DO THIS
Output the material exactly, but drop every image it holds.

LISTED RECORDS
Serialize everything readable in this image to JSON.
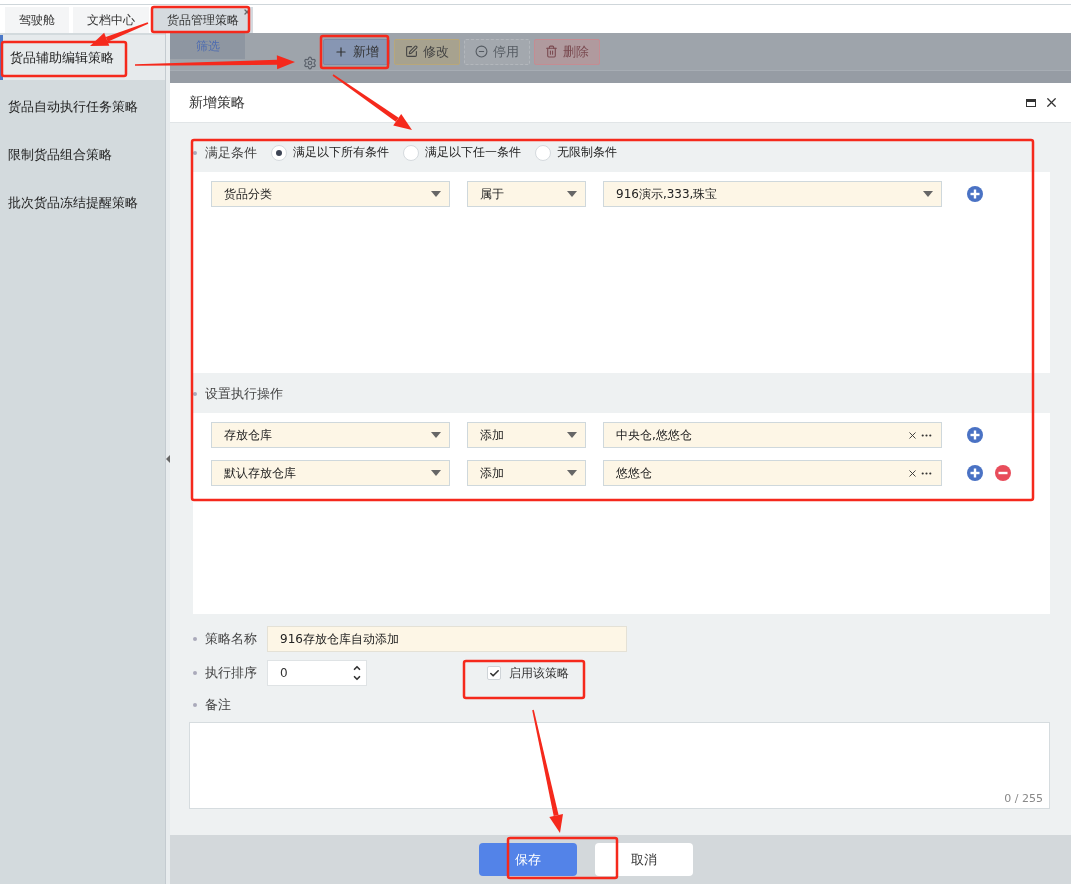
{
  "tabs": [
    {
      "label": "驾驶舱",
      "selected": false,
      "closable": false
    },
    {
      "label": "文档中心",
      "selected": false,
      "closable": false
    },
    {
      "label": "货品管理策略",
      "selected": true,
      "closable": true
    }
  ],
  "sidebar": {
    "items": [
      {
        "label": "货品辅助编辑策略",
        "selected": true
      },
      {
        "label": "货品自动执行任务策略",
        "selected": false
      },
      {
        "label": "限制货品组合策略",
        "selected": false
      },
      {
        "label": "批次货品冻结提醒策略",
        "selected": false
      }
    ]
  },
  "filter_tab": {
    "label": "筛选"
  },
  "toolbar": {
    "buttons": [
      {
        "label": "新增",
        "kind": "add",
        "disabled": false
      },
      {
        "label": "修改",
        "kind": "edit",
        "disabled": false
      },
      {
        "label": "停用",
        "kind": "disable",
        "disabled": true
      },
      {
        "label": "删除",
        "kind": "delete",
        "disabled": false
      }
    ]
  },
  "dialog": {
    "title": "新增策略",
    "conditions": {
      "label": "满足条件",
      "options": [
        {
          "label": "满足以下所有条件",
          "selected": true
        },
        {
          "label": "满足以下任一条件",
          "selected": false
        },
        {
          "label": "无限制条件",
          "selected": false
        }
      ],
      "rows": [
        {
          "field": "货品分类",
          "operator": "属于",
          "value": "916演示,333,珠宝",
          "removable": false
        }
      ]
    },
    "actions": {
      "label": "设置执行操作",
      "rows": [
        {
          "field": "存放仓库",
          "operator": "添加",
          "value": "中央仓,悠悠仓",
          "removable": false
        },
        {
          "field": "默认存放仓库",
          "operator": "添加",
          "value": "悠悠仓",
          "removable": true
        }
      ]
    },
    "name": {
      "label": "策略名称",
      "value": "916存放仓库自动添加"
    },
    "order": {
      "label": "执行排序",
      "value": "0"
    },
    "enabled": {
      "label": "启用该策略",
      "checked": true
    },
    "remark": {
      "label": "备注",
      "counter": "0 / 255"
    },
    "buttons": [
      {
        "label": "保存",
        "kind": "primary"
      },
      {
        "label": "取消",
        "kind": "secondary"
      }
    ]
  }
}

EXERCISE RESPONSE
Serialize everything readable in this image to JSON.
{
  "tabs": [
    {
      "label": "驾驶舱",
      "selected": false,
      "closable": false
    },
    {
      "label": "文档中心",
      "selected": false,
      "closable": false
    },
    {
      "label": "货品管理策略",
      "selected": true,
      "closable": true
    }
  ],
  "sidebar": {
    "items": [
      {
        "label": "货品辅助编辑策略",
        "selected": true
      },
      {
        "label": "货品自动执行任务策略",
        "selected": false
      },
      {
        "label": "限制货品组合策略",
        "selected": false
      },
      {
        "label": "批次货品冻结提醒策略",
        "selected": false
      }
    ]
  },
  "filter_tab": {
    "label": "筛选"
  },
  "toolbar": {
    "buttons": [
      {
        "label": "新增",
        "kind": "add",
        "disabled": false
      },
      {
        "label": "修改",
        "kind": "edit",
        "disabled": false
      },
      {
        "label": "停用",
        "kind": "disable",
        "disabled": true
      },
      {
        "label": "删除",
        "kind": "delete",
        "disabled": false
      }
    ]
  },
  "dialog": {
    "title": "新增策略",
    "conditions": {
      "label": "满足条件",
      "options": [
        {
          "label": "满足以下所有条件",
          "selected": true
        },
        {
          "label": "满足以下任一条件",
          "selected": false
        },
        {
          "label": "无限制条件",
          "selected": false
        }
      ],
      "rows": [
        {
          "field": "货品分类",
          "operator": "属于",
          "value": "916演示,333,珠宝",
          "removable": false
        }
      ]
    },
    "actions": {
      "label": "设置执行操作",
      "rows": [
        {
          "field": "存放仓库",
          "operator": "添加",
          "value": "中央仓,悠悠仓",
          "removable": false
        },
        {
          "field": "默认存放仓库",
          "operator": "添加",
          "value": "悠悠仓",
          "removable": true
        }
      ]
    },
    "name": {
      "label": "策略名称",
      "value": "916存放仓库自动添加"
    },
    "order": {
      "label": "执行排序",
      "value": "0"
    },
    "enabled": {
      "label": "启用该策略",
      "checked": true
    },
    "remark": {
      "label": "备注",
      "counter": "0 / 255"
    },
    "buttons": [
      {
        "label": "保存",
        "kind": "primary"
      },
      {
        "label": "取消",
        "kind": "secondary"
      }
    ]
  }
}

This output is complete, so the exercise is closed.